**Problem statement:**
Restate all the material verbatim, except for the pictures.

**Extracted material:**

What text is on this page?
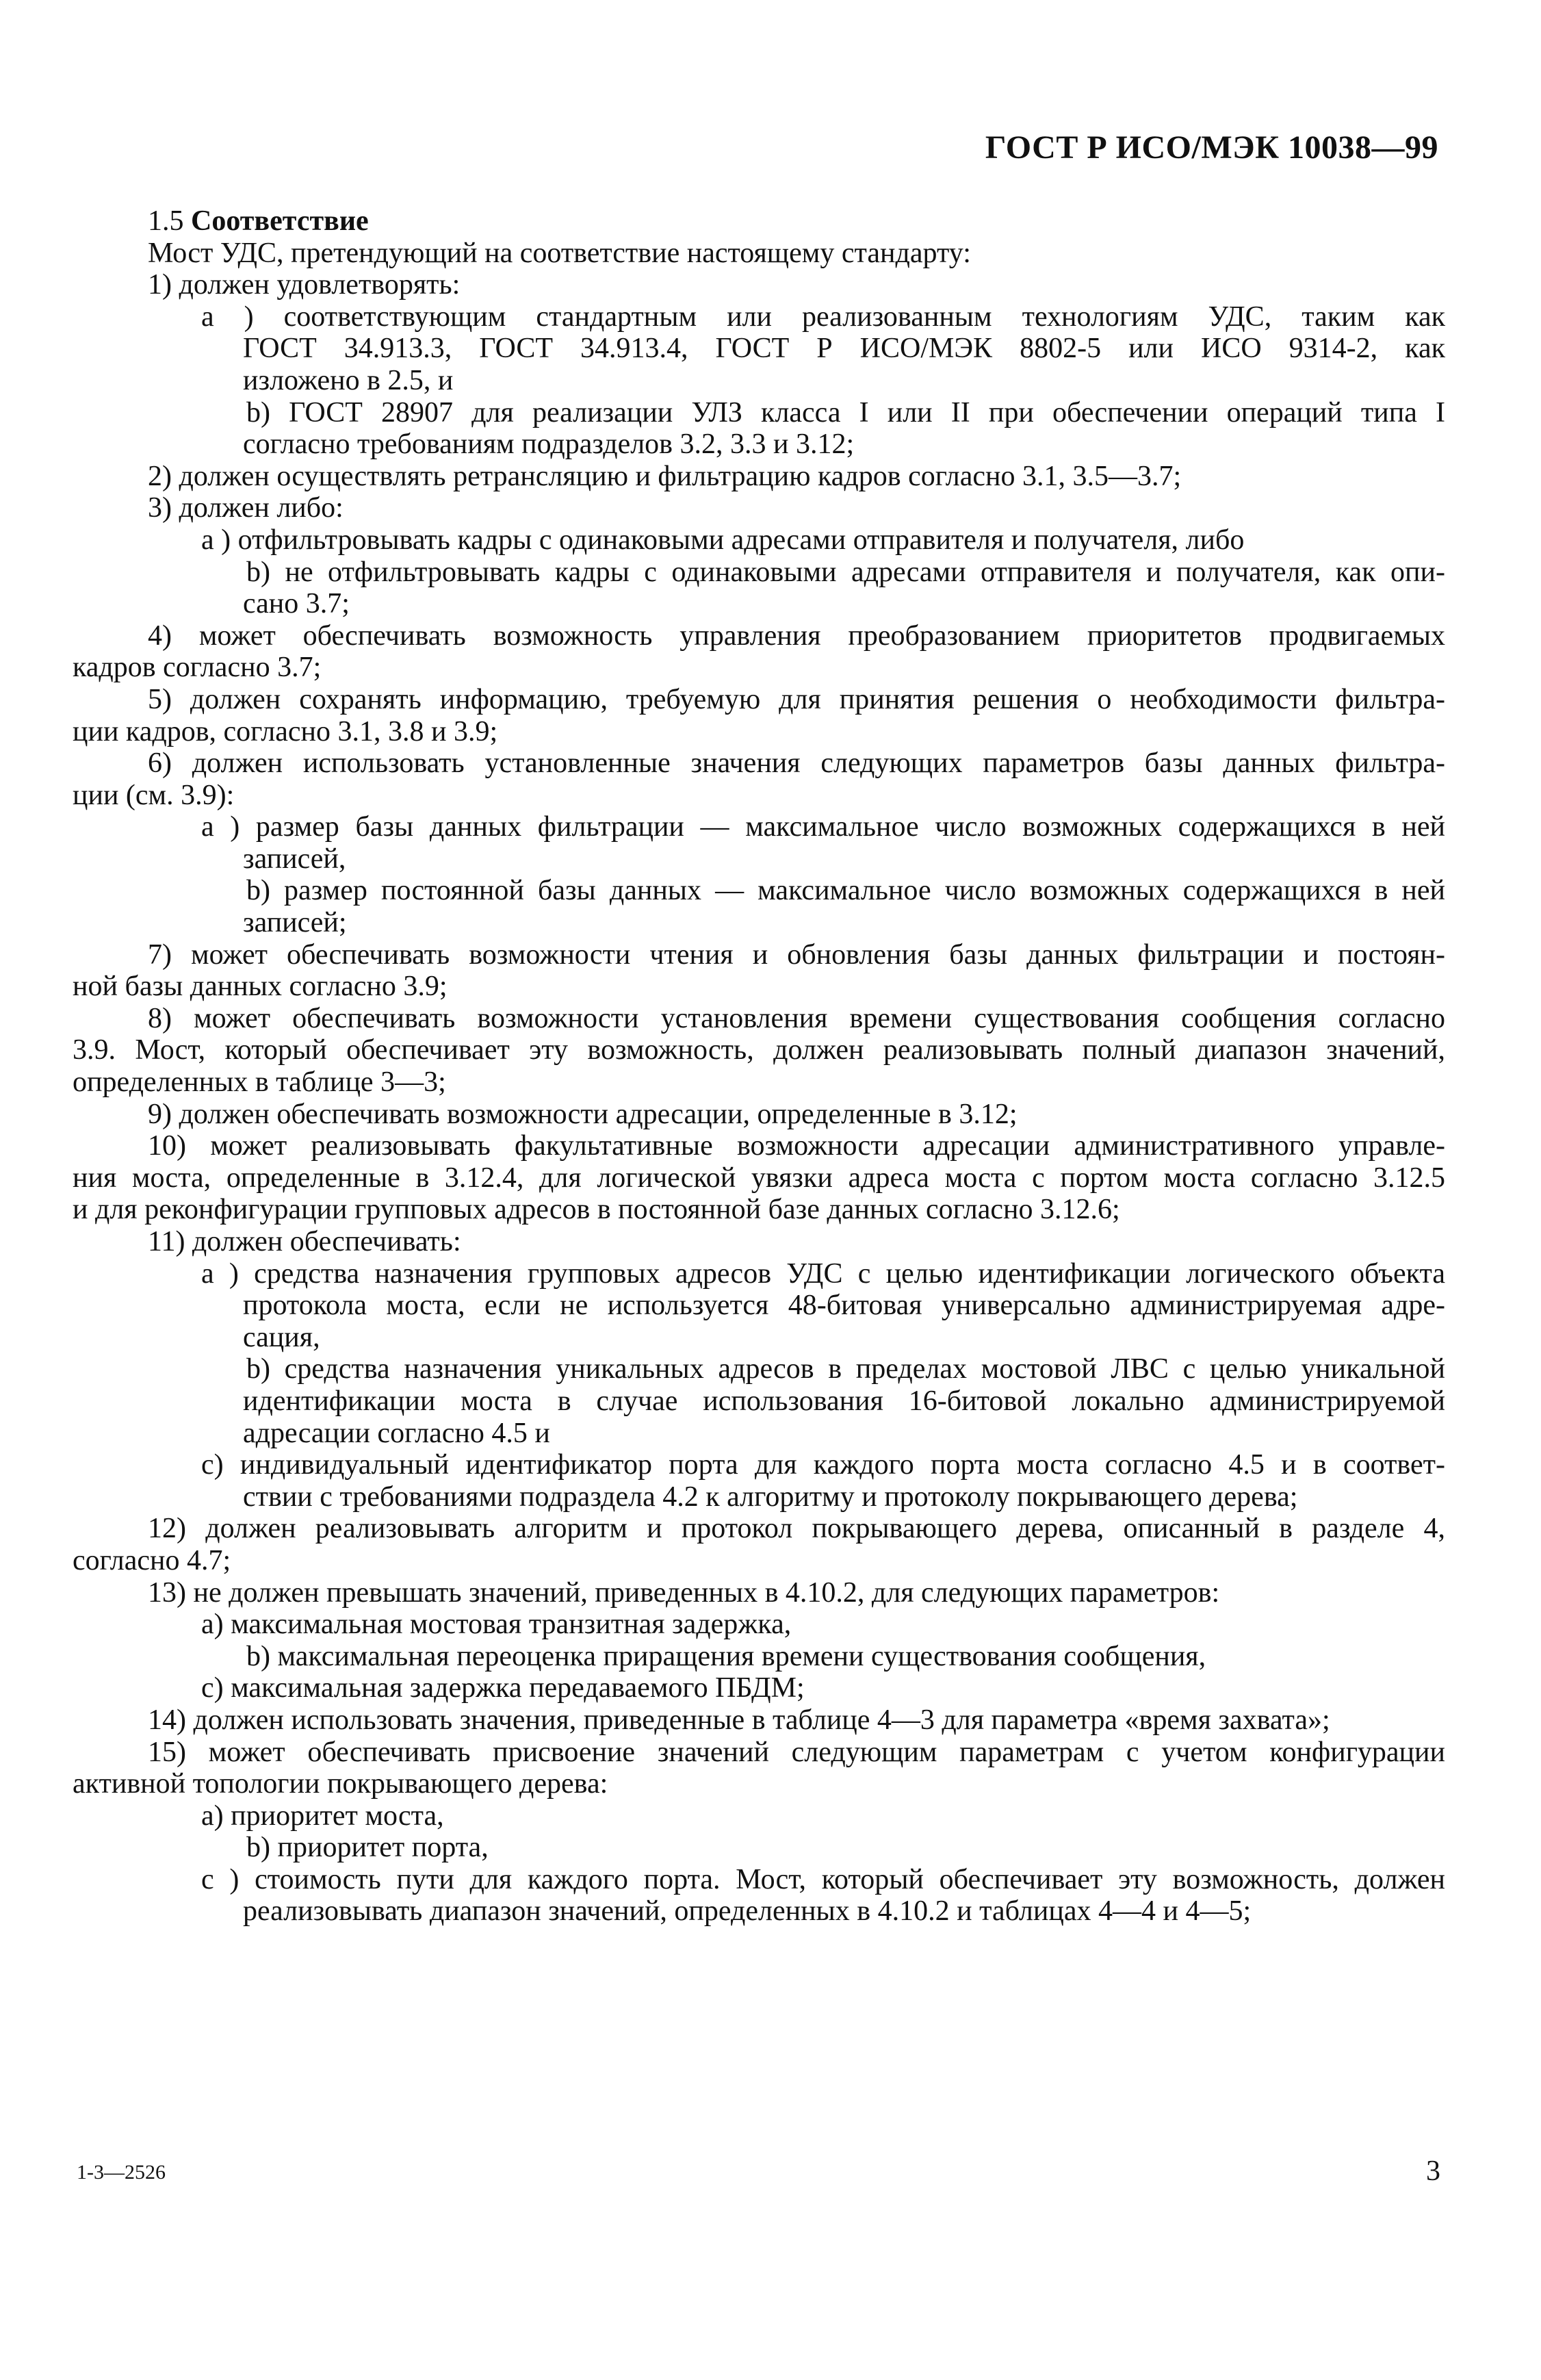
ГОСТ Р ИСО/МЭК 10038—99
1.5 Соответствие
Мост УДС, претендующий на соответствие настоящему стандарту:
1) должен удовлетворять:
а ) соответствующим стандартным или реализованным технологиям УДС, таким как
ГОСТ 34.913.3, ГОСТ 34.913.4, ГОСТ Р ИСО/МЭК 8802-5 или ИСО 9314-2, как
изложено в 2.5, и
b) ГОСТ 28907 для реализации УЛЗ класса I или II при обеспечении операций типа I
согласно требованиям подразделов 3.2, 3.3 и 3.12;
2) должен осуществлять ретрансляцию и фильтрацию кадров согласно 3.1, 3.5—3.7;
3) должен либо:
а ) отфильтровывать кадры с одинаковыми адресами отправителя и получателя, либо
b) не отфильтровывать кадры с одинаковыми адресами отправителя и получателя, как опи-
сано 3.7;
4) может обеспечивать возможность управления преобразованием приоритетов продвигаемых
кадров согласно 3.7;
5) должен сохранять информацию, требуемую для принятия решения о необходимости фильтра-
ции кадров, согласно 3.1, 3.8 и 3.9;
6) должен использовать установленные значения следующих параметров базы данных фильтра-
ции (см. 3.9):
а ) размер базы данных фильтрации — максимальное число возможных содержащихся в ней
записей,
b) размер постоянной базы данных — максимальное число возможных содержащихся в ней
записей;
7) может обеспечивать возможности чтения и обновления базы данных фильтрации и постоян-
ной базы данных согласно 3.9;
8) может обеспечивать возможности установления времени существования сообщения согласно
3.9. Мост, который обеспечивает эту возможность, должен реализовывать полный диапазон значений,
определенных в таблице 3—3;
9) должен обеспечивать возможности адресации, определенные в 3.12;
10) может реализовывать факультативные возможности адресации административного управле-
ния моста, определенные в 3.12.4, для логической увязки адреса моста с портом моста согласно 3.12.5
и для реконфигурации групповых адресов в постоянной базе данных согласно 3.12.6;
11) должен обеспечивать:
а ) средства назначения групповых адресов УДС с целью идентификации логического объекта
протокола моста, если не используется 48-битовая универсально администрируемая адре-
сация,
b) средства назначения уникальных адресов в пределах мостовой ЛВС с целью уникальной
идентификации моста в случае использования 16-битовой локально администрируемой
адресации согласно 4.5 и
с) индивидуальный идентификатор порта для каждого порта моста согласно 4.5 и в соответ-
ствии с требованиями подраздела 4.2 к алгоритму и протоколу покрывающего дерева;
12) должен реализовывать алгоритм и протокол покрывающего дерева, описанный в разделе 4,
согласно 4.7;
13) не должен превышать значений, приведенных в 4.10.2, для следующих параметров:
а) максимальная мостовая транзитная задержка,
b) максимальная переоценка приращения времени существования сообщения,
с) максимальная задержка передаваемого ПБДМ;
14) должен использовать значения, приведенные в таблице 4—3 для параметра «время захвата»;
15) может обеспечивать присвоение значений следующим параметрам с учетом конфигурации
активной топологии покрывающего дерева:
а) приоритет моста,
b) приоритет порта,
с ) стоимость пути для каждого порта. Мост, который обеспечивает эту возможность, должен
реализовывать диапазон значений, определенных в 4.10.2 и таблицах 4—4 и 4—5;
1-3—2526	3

**Output of the task:**
What text is on this page?
ГОСТ Р ИСО/МЭК 10038—99
1.5 Соответствие
Мост УДС, претендующий на соответствие настоящему стандарту:
1) должен удовлетворять:
а ) соответствующим стандартным или реализованным технологиям УДС, таким как
ГОСТ 34.913.3, ГОСТ 34.913.4, ГОСТ Р ИСО/МЭК 8802-5 или ИСО 9314-2, как
изложено в 2.5, и
b) ГОСТ 28907 для реализации УЛЗ класса I или II при обеспечении операций типа I
согласно требованиям подразделов 3.2, 3.3 и 3.12;
2) должен осуществлять ретрансляцию и фильтрацию кадров согласно 3.1, 3.5—3.7;
3) должен либо:
а ) отфильтровывать кадры с одинаковыми адресами отправителя и получателя, либо
b) не отфильтровывать кадры с одинаковыми адресами отправителя и получателя, как опи-
сано 3.7;
4) может обеспечивать возможность управления преобразованием приоритетов продвигаемых
кадров согласно 3.7;
5) должен сохранять информацию, требуемую для принятия решения о необходимости фильтра-
ции кадров, согласно 3.1, 3.8 и 3.9;
6) должен использовать установленные значения следующих параметров базы данных фильтра-
ции (см. 3.9):
а ) размер базы данных фильтрации — максимальное число возможных содержащихся в ней
записей,
b) размер постоянной базы данных — максимальное число возможных содержащихся в ней
записей;
7) может обеспечивать возможности чтения и обновления базы данных фильтрации и постоян-
ной базы данных согласно 3.9;
8) может обеспечивать возможности установления времени существования сообщения согласно
3.9. Мост, который обеспечивает эту возможность, должен реализовывать полный диапазон значений,
определенных в таблице 3—3;
9) должен обеспечивать возможности адресации, определенные в 3.12;
10) может реализовывать факультативные возможности адресации административного управле-
ния моста, определенные в 3.12.4, для логической увязки адреса моста с портом моста согласно 3.12.5
и для реконфигурации групповых адресов в постоянной базе данных согласно 3.12.6;
11) должен обеспечивать:
а ) средства назначения групповых адресов УДС с целью идентификации логического объекта
протокола моста, если не используется 48-битовая универсально администрируемая адре-
сация,
b) средства назначения уникальных адресов в пределах мостовой ЛВС с целью уникальной
идентификации моста в случае использования 16-битовой локально администрируемой
адресации согласно 4.5 и
с) индивидуальный идентификатор порта для каждого порта моста согласно 4.5 и в соответ-
ствии с требованиями подраздела 4.2 к алгоритму и протоколу покрывающего дерева;
12) должен реализовывать алгоритм и протокол покрывающего дерева, описанный в разделе 4,
согласно 4.7;
13) не должен превышать значений, приведенных в 4.10.2, для следующих параметров:
а) максимальная мостовая транзитная задержка,
b) максимальная переоценка приращения времени существования сообщения,
с) максимальная задержка передаваемого ПБДМ;
14) должен использовать значения, приведенные в таблице 4—3 для параметра «время захвата»;
15) может обеспечивать присвоение значений следующим параметрам с учетом конфигурации
активной топологии покрывающего дерева:
а) приоритет моста,
b) приоритет порта,
с ) стоимость пути для каждого порта. Мост, который обеспечивает эту возможность, должен
реализовывать диапазон значений, определенных в 4.10.2 и таблицах 4—4 и 4—5;
1-3—2526	3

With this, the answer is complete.